### Records provided ###
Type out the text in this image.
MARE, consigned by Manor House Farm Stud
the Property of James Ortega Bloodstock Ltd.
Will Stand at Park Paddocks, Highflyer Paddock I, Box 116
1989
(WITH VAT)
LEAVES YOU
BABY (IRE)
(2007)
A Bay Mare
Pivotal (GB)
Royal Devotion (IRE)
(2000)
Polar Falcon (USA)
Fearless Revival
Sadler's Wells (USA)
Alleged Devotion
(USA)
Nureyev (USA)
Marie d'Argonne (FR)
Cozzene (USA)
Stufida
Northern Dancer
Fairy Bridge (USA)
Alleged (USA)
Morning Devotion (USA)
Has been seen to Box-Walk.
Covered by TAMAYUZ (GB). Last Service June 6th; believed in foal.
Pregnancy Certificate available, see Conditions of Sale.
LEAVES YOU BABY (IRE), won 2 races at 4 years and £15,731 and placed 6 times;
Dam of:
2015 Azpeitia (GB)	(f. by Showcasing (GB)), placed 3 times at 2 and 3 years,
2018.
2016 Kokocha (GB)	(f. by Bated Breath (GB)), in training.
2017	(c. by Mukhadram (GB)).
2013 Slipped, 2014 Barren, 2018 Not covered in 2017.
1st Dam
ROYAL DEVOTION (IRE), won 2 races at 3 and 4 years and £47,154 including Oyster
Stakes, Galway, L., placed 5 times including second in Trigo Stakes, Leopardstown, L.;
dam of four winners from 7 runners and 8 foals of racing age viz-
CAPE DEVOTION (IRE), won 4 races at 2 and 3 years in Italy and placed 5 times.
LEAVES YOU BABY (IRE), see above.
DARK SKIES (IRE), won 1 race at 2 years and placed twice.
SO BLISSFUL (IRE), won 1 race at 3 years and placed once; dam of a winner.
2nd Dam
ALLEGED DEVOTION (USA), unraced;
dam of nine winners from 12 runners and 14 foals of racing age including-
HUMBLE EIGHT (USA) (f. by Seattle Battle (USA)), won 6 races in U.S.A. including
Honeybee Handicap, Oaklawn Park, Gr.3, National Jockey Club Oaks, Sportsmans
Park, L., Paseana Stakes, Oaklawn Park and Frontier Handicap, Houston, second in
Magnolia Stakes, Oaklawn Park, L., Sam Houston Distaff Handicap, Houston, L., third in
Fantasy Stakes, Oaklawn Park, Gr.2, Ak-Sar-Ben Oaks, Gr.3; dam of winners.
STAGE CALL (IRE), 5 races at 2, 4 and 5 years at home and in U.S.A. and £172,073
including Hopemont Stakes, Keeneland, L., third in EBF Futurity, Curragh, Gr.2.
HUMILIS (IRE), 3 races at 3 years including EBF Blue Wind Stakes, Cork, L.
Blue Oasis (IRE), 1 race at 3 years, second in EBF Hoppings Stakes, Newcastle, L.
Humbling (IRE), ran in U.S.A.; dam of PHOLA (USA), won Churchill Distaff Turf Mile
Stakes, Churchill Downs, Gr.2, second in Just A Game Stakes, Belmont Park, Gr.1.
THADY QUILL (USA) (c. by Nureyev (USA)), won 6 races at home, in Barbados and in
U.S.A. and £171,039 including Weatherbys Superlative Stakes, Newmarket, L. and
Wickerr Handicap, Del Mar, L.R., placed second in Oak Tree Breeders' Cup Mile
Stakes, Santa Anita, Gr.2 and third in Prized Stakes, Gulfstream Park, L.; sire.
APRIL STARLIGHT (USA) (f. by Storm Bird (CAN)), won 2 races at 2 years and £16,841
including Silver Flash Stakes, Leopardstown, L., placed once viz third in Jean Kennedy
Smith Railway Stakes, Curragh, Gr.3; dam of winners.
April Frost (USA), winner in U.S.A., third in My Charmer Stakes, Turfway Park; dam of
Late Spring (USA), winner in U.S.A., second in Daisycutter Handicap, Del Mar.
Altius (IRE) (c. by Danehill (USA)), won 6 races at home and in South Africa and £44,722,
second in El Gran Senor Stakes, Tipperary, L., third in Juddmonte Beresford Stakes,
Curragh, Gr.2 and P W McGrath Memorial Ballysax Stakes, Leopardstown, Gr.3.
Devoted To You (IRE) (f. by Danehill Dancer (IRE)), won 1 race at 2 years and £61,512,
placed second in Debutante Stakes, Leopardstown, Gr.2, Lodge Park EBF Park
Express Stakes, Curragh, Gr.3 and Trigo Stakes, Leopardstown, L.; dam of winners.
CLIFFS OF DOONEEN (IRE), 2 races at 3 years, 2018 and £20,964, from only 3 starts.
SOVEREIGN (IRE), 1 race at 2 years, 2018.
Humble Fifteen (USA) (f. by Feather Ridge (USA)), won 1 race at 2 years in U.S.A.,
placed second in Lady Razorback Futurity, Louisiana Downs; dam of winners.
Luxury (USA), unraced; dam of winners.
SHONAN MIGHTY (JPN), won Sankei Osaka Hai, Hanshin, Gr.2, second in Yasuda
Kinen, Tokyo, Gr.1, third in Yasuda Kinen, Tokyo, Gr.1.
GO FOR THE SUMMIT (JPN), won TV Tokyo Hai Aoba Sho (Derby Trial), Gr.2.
###
Job »
Extract the whole listing, character for character.

Answer for this exercise »
Type out the text in this image.
MARE, consigned by Manor House Farm Stud
the Property of James Ortega Bloodstock Ltd.
Will Stand at Park Paddocks, Highflyer Paddock I, Box 116
1989
(WITH VAT)
LEAVES YOU
BABY (IRE)
(2007)
A Bay Mare
Pivotal (GB)
Royal Devotion (IRE)
(2000)
Polar Falcon (USA)
Fearless Revival
Sadler's Wells (USA)
Alleged Devotion
(USA)
Nureyev (USA)
Marie d'Argonne (FR)
Cozzene (USA)
Stufida
Northern Dancer
Fairy Bridge (USA)
Alleged (USA)
Morning Devotion (USA)
Has been seen to Box-Walk.
Covered by TAMAYUZ (GB). Last Service June 6th; believed in foal.
Pregnancy Certificate available, see Conditions of Sale.
LEAVES YOU BABY (IRE), won 2 races at 4 years and £15,731 and placed 6 times;
Dam of:
2015 Azpeitia (GB)	(f. by Showcasing (GB)), placed 3 times at 2 and 3 years,
2018.
2016 Kokocha (GB)	(f. by Bated Breath (GB)), in training.
2017	(c. by Mukhadram (GB)).
2013 Slipped, 2014 Barren, 2018 Not covered in 2017.
1st Dam
ROYAL DEVOTION (IRE), won 2 races at 3 and 4 years and £47,154 including Oyster
Stakes, Galway, L., placed 5 times including second in Trigo Stakes, Leopardstown, L.;
dam of four winners from 7 runners and 8 foals of racing age viz-
CAPE DEVOTION (IRE), won 4 races at 2 and 3 years in Italy and placed 5 times.
LEAVES YOU BABY (IRE), see above.
DARK SKIES (IRE), won 1 race at 2 years and placed twice.
SO BLISSFUL (IRE), won 1 race at 3 years and placed once; dam of a winner.
2nd Dam
ALLEGED DEVOTION (USA), unraced;
dam of nine winners from 12 runners and 14 foals of racing age including-
HUMBLE EIGHT (USA) (f. by Seattle Battle (USA)), won 6 races in U.S.A. including
Honeybee Handicap, Oaklawn Park, Gr.3, National Jockey Club Oaks, Sportsmans
Park, L., Paseana Stakes, Oaklawn Park and Frontier Handicap, Houston, second in
Magnolia Stakes, Oaklawn Park, L., Sam Houston Distaff Handicap, Houston, L., third in
Fantasy Stakes, Oaklawn Park, Gr.2, Ak-Sar-Ben Oaks, Gr.3; dam of winners.
STAGE CALL (IRE), 5 races at 2, 4 and 5 years at home and in U.S.A. and £172,073
including Hopemont Stakes, Keeneland, L., third in EBF Futurity, Curragh, Gr.2.
HUMILIS (IRE), 3 races at 3 years including EBF Blue Wind Stakes, Cork, L.
Blue Oasis (IRE), 1 race at 3 years, second in EBF Hoppings Stakes, Newcastle, L.
Humbling (IRE), ran in U.S.A.; dam of PHOLA (USA), won Churchill Distaff Turf Mile
Stakes, Churchill Downs, Gr.2, second in Just A Game Stakes, Belmont Park, Gr.1.
THADY QUILL (USA) (c. by Nureyev (USA)), won 6 races at home, in Barbados and in
U.S.A. and £171,039 including Weatherbys Superlative Stakes, Newmarket, L. and
Wickerr Handicap, Del Mar, L.R., placed second in Oak Tree Breeders' Cup Mile
Stakes, Santa Anita, Gr.2 and third in Prized Stakes, Gulfstream Park, L.; sire.
APRIL STARLIGHT (USA) (f. by Storm Bird (CAN)), won 2 races at 2 years and £16,841
including Silver Flash Stakes, Leopardstown, L., placed once viz third in Jean Kennedy
Smith Railway Stakes, Curragh, Gr.3; dam of winners.
April Frost (USA), winner in U.S.A., third in My Charmer Stakes, Turfway Park; dam of
Late Spring (USA), winner in U.S.A., second in Daisycutter Handicap, Del Mar.
Altius (IRE) (c. by Danehill (USA)), won 6 races at home and in South Africa and £44,722,
second in El Gran Senor Stakes, Tipperary, L., third in Juddmonte Beresford Stakes,
Curragh, Gr.2 and P W McGrath Memorial Ballysax Stakes, Leopardstown, Gr.3.
Devoted To You (IRE) (f. by Danehill Dancer (IRE)), won 1 race at 2 years and £61,512,
placed second in Debutante Stakes, Leopardstown, Gr.2, Lodge Park EBF Park
Express Stakes, Curragh, Gr.3 and Trigo Stakes, Leopardstown, L.; dam of winners.
CLIFFS OF DOONEEN (IRE), 2 races at 3 years, 2018 and £20,964, from only 3 starts.
SOVEREIGN (IRE), 1 race at 2 years, 2018.
Humble Fifteen (USA) (f. by Feather Ridge (USA)), won 1 race at 2 years in U.S.A.,
placed second in Lady Razorback Futurity, Louisiana Downs; dam of winners.
Luxury (USA), unraced; dam of winners.
SHONAN MIGHTY (JPN), won Sankei Osaka Hai, Hanshin, Gr.2, second in Yasuda
Kinen, Tokyo, Gr.1, third in Yasuda Kinen, Tokyo, Gr.1.
GO FOR THE SUMMIT (JPN), won TV Tokyo Hai Aoba Sho (Derby Trial), Gr.2.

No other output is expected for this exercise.